begin Given information
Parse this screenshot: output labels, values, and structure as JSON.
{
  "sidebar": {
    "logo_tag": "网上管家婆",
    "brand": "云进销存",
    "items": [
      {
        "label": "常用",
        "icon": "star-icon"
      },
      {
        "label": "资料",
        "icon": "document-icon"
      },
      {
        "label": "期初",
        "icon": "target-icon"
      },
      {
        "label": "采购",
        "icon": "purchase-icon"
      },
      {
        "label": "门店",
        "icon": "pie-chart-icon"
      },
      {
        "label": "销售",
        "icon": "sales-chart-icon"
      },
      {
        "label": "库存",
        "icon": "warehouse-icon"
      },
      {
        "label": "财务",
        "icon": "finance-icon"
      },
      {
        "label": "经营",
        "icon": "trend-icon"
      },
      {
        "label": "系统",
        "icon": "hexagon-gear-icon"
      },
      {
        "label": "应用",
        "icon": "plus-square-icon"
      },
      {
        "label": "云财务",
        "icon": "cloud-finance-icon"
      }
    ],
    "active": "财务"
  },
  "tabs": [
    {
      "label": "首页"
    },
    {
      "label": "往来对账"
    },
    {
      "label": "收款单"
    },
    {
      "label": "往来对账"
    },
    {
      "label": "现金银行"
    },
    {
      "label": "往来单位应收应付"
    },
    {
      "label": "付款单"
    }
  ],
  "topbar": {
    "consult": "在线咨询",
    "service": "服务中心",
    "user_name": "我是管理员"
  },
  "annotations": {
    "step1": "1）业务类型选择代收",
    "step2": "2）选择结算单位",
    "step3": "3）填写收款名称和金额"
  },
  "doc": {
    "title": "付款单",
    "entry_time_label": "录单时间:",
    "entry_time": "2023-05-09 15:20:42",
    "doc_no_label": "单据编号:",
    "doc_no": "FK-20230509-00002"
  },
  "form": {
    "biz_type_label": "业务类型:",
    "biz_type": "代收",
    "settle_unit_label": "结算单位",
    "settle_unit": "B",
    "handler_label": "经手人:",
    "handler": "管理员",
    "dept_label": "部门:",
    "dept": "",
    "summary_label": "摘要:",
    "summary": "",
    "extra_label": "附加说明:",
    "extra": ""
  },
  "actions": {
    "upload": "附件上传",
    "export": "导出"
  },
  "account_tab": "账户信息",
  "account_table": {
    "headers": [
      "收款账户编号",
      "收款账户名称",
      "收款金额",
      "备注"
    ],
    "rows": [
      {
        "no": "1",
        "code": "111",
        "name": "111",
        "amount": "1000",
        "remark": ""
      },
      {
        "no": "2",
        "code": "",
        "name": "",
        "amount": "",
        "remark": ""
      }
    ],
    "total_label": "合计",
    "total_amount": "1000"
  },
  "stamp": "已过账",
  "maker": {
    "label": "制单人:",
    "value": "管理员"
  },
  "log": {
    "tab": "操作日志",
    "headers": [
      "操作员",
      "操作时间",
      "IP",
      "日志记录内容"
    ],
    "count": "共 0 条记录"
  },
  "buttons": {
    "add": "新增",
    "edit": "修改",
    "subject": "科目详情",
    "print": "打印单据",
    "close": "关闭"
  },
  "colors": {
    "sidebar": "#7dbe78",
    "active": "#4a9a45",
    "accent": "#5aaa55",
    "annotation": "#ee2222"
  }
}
end Given information
The request: Set all of the records down again, exactly as they stand.

Full output:
Parse this screenshot: output labels, values, and structure as JSON.
{
  "sidebar": {
    "logo_tag": "网上管家婆",
    "brand": "云进销存",
    "items": [
      {
        "label": "常用",
        "icon": "star-icon"
      },
      {
        "label": "资料",
        "icon": "document-icon"
      },
      {
        "label": "期初",
        "icon": "target-icon"
      },
      {
        "label": "采购",
        "icon": "purchase-icon"
      },
      {
        "label": "门店",
        "icon": "pie-chart-icon"
      },
      {
        "label": "销售",
        "icon": "sales-chart-icon"
      },
      {
        "label": "库存",
        "icon": "warehouse-icon"
      },
      {
        "label": "财务",
        "icon": "finance-icon"
      },
      {
        "label": "经营",
        "icon": "trend-icon"
      },
      {
        "label": "系统",
        "icon": "hexagon-gear-icon"
      },
      {
        "label": "应用",
        "icon": "plus-square-icon"
      },
      {
        "label": "云财务",
        "icon": "cloud-finance-icon"
      }
    ],
    "active": "财务"
  },
  "tabs": [
    {
      "label": "首页"
    },
    {
      "label": "往来对账"
    },
    {
      "label": "收款单"
    },
    {
      "label": "往来对账"
    },
    {
      "label": "现金银行"
    },
    {
      "label": "往来单位应收应付"
    },
    {
      "label": "付款单"
    }
  ],
  "topbar": {
    "consult": "在线咨询",
    "service": "服务中心",
    "user_name": "我是管理员"
  },
  "annotations": {
    "step1": "1）业务类型选择代收",
    "step2": "2）选择结算单位",
    "step3": "3）填写收款名称和金额"
  },
  "doc": {
    "title": "付款单",
    "entry_time_label": "录单时间:",
    "entry_time": "2023-05-09 15:20:42",
    "doc_no_label": "单据编号:",
    "doc_no": "FK-20230509-00002"
  },
  "form": {
    "biz_type_label": "业务类型:",
    "biz_type": "代收",
    "settle_unit_label": "结算单位",
    "settle_unit": "B",
    "handler_label": "经手人:",
    "handler": "管理员",
    "dept_label": "部门:",
    "dept": "",
    "summary_label": "摘要:",
    "summary": "",
    "extra_label": "附加说明:",
    "extra": ""
  },
  "actions": {
    "upload": "附件上传",
    "export": "导出"
  },
  "account_tab": "账户信息",
  "account_table": {
    "headers": [
      "收款账户编号",
      "收款账户名称",
      "收款金额",
      "备注"
    ],
    "rows": [
      {
        "no": "1",
        "code": "111",
        "name": "111",
        "amount": "1000",
        "remark": ""
      },
      {
        "no": "2",
        "code": "",
        "name": "",
        "amount": "",
        "remark": ""
      }
    ],
    "total_label": "合计",
    "total_amount": "1000"
  },
  "stamp": "已过账",
  "maker": {
    "label": "制单人:",
    "value": "管理员"
  },
  "log": {
    "tab": "操作日志",
    "headers": [
      "操作员",
      "操作时间",
      "IP",
      "日志记录内容"
    ],
    "count": "共 0 条记录"
  },
  "buttons": {
    "add": "新增",
    "edit": "修改",
    "subject": "科目详情",
    "print": "打印单据",
    "close": "关闭"
  },
  "colors": {
    "sidebar": "#7dbe78",
    "active": "#4a9a45",
    "accent": "#5aaa55",
    "annotation": "#ee2222"
  }
}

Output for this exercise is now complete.